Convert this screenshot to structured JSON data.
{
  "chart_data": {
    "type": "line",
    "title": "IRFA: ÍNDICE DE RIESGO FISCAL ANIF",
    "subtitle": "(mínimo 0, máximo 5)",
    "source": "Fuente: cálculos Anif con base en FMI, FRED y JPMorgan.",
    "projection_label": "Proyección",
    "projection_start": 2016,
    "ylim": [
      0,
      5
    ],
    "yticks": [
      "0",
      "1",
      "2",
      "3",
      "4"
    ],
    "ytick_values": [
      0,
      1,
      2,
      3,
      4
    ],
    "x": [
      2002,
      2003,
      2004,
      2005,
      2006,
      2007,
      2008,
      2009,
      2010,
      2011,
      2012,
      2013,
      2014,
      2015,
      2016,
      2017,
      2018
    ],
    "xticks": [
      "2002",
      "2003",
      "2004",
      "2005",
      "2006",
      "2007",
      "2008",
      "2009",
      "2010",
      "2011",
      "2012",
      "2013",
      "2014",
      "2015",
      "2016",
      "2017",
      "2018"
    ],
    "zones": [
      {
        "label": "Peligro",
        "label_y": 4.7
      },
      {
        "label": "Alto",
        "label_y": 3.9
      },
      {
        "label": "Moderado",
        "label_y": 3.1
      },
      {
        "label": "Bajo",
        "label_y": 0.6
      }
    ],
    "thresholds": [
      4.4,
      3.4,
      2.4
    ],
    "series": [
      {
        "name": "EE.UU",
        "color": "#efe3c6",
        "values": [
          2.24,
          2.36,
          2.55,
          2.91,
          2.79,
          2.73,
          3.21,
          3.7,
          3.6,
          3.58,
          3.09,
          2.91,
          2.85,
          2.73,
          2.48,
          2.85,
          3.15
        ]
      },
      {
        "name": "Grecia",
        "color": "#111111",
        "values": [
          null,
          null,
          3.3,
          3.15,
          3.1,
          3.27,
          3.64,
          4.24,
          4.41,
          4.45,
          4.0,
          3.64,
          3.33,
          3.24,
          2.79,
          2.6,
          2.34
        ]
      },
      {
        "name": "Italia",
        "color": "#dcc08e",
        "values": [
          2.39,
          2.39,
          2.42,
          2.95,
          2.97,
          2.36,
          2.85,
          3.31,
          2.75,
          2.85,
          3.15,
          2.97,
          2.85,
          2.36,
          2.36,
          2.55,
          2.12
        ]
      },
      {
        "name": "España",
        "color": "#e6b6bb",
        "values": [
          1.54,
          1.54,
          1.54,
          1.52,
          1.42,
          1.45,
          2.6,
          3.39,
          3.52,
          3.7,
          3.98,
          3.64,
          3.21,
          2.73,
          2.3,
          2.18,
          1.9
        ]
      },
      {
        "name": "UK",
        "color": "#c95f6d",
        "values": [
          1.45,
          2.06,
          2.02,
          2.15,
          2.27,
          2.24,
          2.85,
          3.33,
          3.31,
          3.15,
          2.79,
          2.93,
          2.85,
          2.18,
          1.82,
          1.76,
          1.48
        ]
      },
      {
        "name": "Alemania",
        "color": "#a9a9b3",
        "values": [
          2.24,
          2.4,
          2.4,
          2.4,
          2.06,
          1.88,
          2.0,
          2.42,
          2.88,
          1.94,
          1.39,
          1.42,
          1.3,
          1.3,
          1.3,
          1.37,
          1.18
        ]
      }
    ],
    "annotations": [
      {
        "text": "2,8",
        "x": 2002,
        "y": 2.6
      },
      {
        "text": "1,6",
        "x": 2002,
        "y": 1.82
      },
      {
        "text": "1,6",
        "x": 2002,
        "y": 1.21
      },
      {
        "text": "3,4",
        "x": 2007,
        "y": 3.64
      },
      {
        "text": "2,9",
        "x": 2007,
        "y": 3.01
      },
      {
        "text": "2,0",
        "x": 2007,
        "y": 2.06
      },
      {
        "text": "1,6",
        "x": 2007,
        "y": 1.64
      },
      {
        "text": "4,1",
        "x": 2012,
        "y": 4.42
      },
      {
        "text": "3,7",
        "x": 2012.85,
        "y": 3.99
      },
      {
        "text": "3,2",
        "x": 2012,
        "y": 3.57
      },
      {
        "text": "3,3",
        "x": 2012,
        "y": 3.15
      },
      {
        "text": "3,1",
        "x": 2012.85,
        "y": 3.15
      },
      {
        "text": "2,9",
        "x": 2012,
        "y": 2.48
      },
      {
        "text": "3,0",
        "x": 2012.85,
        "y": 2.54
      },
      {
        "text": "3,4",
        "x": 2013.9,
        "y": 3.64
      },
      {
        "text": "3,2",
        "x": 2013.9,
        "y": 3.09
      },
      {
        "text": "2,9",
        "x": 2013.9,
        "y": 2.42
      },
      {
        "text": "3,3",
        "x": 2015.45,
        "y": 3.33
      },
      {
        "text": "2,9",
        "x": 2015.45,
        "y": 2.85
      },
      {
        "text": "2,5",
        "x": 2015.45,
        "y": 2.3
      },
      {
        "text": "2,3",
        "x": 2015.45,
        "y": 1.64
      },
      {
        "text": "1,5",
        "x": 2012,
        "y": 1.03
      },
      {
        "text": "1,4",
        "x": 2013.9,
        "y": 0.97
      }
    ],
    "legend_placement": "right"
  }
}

==================================================

Work required: Copy out every line in the listing where the word "name" appears.

Reply:
        "name": "EE.UU",
        "name": "Grecia",
        "name": "Italia",
        "name": "España",
        "name": "UK",
        "name": "Alemania",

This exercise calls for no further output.